* _Selection_:

At Mahwah High School, the presidency of the student council was a teaching tool for the students to learn about the US presidential election process including formation of parties supporting candidates, election caucuses, campaigning, speeches, and then the victory celebration at which time all candidates and parties came together to celebrate. This was probably the social event of the year for most students, and campaign parties were probably our parents’ worst nightmare because of the underage drinking. I went to the parties, but drinking wasn’t my thing at that time. That might be hard to believe, but when you are living with an alcoholic, trust me, that is the last thing you want to do. I was your “designated driver” long before that became a trend and popular in our culture.
I would have to say that for the most part, my elementary and high school days were happy and somewhat carefree. At Brookside School, I participated in the annual talent shows and concerts, had a leading role in our seventh grade play, was on the student council, and was a majorette in the sixth, seventh, and eighth grades. I was also kept busy with dance lessons, being in the Brownies, and then continuing on to being a Girl Scout. In high school, I was also on the student council; but then in my junior and senior years, I decided to run for class secretary. I was a cheerleader all four years, so I worked at balancing school work, extracurricular activities, working at the AB&G, and maintaining a social life, which was pretty typical for a high school student then.
A favorite hangout as a teenager was the Ram Room in Ramsey. There was a jukebox, teen-friendly food, and a welcoming place for teens to gather and socialize. During the summer months, we would meet there before the block dances. The township of Ramsey would sponsor summer block dances for the local teens. A live band would play, and we would meet our friends—and whoever our love interest might be at the time—to dance the night away. It was great entertainment, and we really looked forward to the dances.

* _Given request_: Extend the memoir of school days and teenage pastimes, beginning right after its closing sentence. The material placed after the school-days memoir has no connection to it.

* _Data extract_:

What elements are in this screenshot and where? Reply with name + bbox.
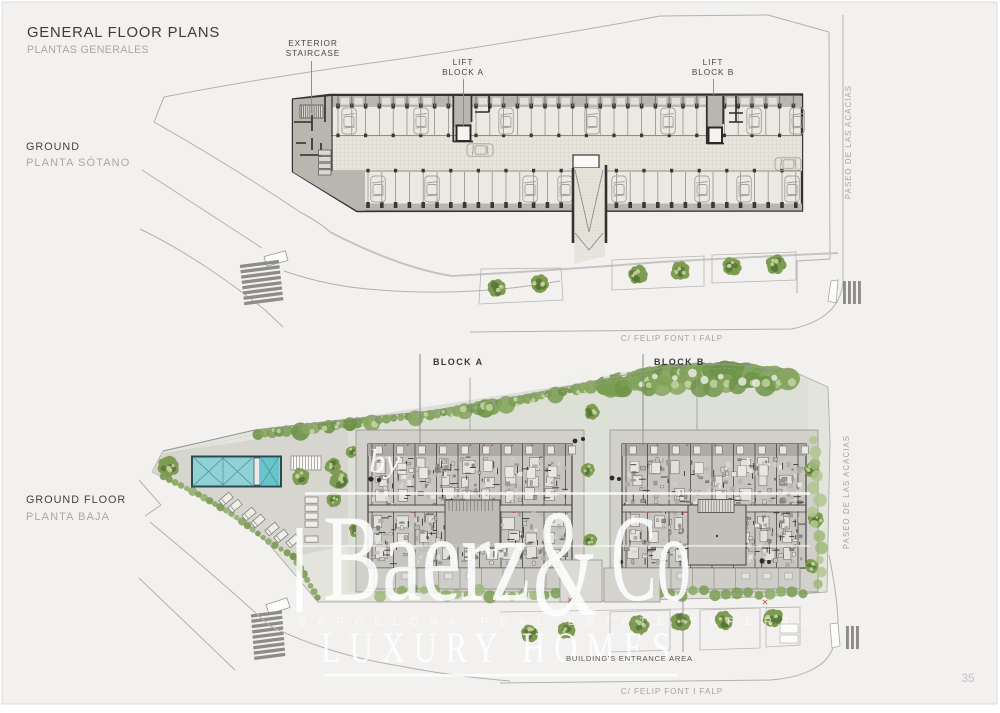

* _Exercise answer_:
When I was old enough to date, I was first allowed only to double date, and the drive-in movie was definitely off-limits. I recollect when my father, being friendly but not too friendly, took my date out to the garage to talk and get to know him. Slipping on his boxing gloves and then while punching the sandbag, he would share with my date his expectations of how his daughter was to be treated and what my curfew was for the night. Then with a handshake and smiling as we left, he would emphasize that he would be waiting to greet us when the young man brought me home.
I dated a number of guys in high school, but by my junior year, Mike Marozin became my “steady” as we would call it then. He was a year ahead of me in school, and after Mike graduated, he was drafted and became a member of the United States Marine Corp. Before he was sent to Vietnam, we got engaged. After high school, I went to Katherine Gibbs Secretarial School. When I graduated, I had two interviews and received two job offers; one with UPS and the other with IBM. After some thought and discussions with my parents, I decided to go with IBM as they were not unionized and offered a comprehensive benefits package that really impressed my parents. My father’s skepticism of the labor unions began a few years earlier when he started witnessing some corruption within the ranks.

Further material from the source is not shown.